_PROBLEM TO SOLVE:_
Review the listing and copy each line that holds the word "arrangements".

Begin RECORDS FOR THE EXERCISE

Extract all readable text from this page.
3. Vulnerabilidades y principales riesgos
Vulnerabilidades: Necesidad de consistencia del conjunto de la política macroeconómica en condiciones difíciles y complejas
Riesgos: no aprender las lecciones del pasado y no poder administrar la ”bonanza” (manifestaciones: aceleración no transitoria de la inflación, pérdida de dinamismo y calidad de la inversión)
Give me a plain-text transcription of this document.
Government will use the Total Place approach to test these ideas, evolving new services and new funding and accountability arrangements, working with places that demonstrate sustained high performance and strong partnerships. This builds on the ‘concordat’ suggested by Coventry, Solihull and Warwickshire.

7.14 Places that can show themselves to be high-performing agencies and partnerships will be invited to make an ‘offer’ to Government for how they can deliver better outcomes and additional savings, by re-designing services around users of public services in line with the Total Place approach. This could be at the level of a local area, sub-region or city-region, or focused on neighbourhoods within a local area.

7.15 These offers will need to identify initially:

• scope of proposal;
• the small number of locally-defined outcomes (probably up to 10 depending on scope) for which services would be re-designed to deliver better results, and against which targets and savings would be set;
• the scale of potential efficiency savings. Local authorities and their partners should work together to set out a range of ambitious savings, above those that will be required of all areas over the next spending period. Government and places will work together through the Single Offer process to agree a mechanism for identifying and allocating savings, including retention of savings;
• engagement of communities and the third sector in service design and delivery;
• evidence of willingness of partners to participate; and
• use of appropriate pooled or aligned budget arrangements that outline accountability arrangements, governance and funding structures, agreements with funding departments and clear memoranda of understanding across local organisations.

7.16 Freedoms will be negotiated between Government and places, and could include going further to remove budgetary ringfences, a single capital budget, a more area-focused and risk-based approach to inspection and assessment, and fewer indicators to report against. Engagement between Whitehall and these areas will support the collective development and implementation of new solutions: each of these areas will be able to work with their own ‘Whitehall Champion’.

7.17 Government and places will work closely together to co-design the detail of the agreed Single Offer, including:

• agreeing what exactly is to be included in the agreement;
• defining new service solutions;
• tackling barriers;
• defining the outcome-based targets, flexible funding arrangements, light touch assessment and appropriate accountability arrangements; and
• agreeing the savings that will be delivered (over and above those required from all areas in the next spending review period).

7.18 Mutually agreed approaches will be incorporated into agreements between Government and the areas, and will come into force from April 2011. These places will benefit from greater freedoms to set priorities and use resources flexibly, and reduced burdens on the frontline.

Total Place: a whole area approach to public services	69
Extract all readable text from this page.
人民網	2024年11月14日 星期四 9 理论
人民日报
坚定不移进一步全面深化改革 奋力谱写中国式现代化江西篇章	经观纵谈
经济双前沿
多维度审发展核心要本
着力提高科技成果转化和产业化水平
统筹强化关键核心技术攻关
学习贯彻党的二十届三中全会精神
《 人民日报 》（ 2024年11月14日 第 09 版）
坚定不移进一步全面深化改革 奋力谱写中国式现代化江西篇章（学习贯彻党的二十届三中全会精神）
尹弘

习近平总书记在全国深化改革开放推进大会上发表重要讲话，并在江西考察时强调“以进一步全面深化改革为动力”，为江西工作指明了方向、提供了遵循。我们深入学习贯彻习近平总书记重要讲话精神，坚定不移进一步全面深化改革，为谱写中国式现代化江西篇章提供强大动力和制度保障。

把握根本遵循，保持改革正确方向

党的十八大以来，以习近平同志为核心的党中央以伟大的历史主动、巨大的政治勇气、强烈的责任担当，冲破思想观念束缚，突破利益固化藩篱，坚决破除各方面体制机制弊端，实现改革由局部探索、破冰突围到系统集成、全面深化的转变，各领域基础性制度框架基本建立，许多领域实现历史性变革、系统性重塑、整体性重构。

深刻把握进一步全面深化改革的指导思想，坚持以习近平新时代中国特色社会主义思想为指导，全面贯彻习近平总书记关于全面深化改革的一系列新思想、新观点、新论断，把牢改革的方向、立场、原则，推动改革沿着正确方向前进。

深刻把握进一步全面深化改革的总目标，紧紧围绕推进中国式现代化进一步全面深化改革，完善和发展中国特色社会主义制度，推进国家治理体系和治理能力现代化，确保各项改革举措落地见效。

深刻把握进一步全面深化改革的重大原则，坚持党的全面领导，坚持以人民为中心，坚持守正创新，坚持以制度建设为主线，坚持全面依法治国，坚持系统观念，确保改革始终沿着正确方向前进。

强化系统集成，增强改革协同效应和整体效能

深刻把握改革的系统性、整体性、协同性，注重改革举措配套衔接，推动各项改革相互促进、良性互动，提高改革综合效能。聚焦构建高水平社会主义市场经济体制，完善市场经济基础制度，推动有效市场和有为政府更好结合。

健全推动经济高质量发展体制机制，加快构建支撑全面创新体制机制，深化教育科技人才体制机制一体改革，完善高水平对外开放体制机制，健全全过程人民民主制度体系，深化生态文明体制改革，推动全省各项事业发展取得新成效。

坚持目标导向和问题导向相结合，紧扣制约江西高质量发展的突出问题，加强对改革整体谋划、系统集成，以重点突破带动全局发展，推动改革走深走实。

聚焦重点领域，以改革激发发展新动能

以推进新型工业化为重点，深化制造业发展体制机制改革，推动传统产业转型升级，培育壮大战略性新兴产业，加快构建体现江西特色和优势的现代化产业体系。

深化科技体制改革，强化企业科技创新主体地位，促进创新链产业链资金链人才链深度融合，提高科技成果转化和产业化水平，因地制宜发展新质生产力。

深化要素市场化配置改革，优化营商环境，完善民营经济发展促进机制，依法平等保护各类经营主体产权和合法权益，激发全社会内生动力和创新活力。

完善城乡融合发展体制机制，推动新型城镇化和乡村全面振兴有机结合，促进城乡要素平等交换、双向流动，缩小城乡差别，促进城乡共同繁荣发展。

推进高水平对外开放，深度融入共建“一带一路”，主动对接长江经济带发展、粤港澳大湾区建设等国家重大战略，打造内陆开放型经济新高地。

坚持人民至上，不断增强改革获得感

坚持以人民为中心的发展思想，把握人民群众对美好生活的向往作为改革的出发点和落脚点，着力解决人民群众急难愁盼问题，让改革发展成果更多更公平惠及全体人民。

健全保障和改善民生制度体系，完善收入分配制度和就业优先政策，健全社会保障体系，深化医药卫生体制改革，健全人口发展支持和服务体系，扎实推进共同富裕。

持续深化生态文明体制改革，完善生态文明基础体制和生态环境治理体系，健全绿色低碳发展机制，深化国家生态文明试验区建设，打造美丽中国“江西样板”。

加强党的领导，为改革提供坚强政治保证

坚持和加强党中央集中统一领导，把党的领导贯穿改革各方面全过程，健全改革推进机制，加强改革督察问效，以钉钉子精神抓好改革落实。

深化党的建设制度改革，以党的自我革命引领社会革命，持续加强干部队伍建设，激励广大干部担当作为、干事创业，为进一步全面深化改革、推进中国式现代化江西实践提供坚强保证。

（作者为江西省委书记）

End RECORDS FOR THE EXERCISE

_SOLUTION TO THE PROBLEM:_
Government will use the Total Place approach to test these ideas, evolving new services and new funding and accountability arrangements, working with places that demonstrate sustained high performance and strong partnerships. This builds on the ‘concordat’ suggested by Coventry, Solihull and Warwickshire.
• use of appropriate pooled or aligned budget arrangements that outline accountability arrangements, governance and funding structures, agreements with funding departments and clear memoranda of understanding across local organisations.
• defining the outcome-based targets, flexible funding arrangements, light touch assessment and appropriate accountability arrangements; and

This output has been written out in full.